- **SHORT TASK**
The records below are to be copied word for word, with every picture left out.

- **INPUT FOR THIS TASK**
________________________
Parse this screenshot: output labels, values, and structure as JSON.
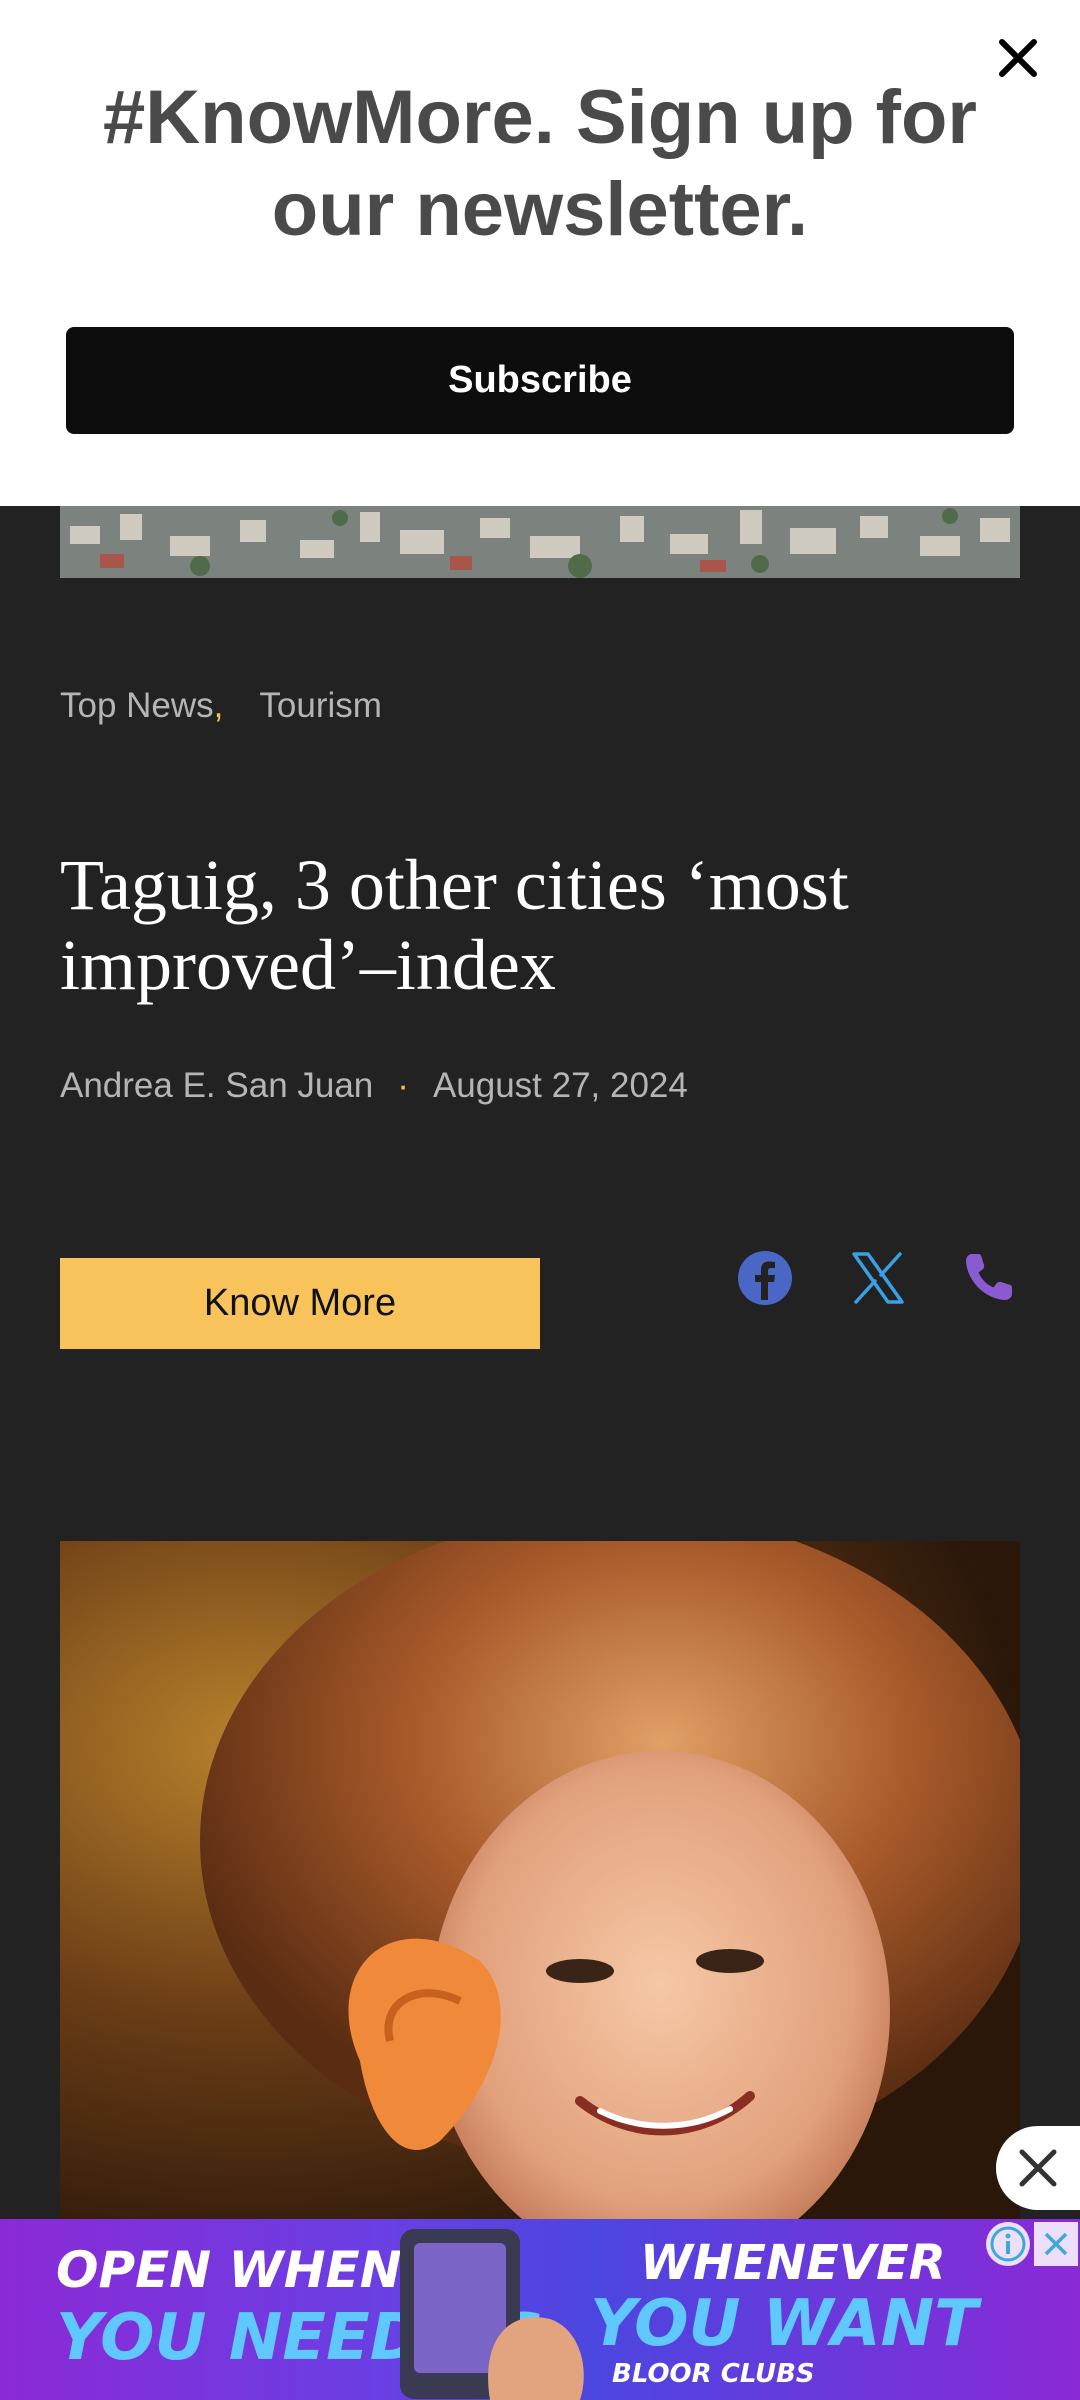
{
  "newsletter": {
    "headline": "#KnowMore. Sign up for our newsletter.",
    "subscribe_label": "Subscribe"
  },
  "article": {
    "categories": [
      "Top News",
      "Tourism"
    ],
    "category_separator": ",",
    "title": "Taguig, 3 other cities ‘most improved’–index",
    "author": "Andrea E. San Juan",
    "byline_separator": "·",
    "date": "August 27, 2024",
    "know_more_label": "Know More"
  },
  "social": {
    "icons": [
      "facebook-icon",
      "x-icon",
      "phone-icon"
    ]
  },
  "ad": {
    "line1a": "OPEN WHEN",
    "line1b": "YOU NEED US",
    "line2a": "WHENEVER",
    "line2b": "YOU WANT",
    "brand": "BLOOR CLUBS"
  },
  "colors": {
    "page_background": "#222223",
    "accent_yellow": "#f7c35a",
    "facebook_blue": "#4a67c6",
    "x_blue": "#3aa0e6",
    "phone_purple": "#8a5bd0",
    "ad_purple": "#8a2ad6"
  }
}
________________________
- **SOLUTION FOR THIS TASK**
Parse this screenshot: output labels, values, and structure as JSON.
{
  "newsletter": {
    "headline": "#KnowMore. Sign up for our newsletter.",
    "subscribe_label": "Subscribe"
  },
  "article": {
    "categories": [
      "Top News",
      "Tourism"
    ],
    "category_separator": ",",
    "title": "Taguig, 3 other cities ‘most improved’–index",
    "author": "Andrea E. San Juan",
    "byline_separator": "·",
    "date": "August 27, 2024",
    "know_more_label": "Know More"
  },
  "social": {
    "icons": [
      "facebook-icon",
      "x-icon",
      "phone-icon"
    ]
  },
  "ad": {
    "line1a": "OPEN WHEN",
    "line1b": "YOU NEED US",
    "line2a": "WHENEVER",
    "line2b": "YOU WANT",
    "brand": "BLOOR CLUBS"
  },
  "colors": {
    "page_background": "#222223",
    "accent_yellow": "#f7c35a",
    "facebook_blue": "#4a67c6",
    "x_blue": "#3aa0e6",
    "phone_purple": "#8a5bd0",
    "ad_purple": "#8a2ad6"
  }
}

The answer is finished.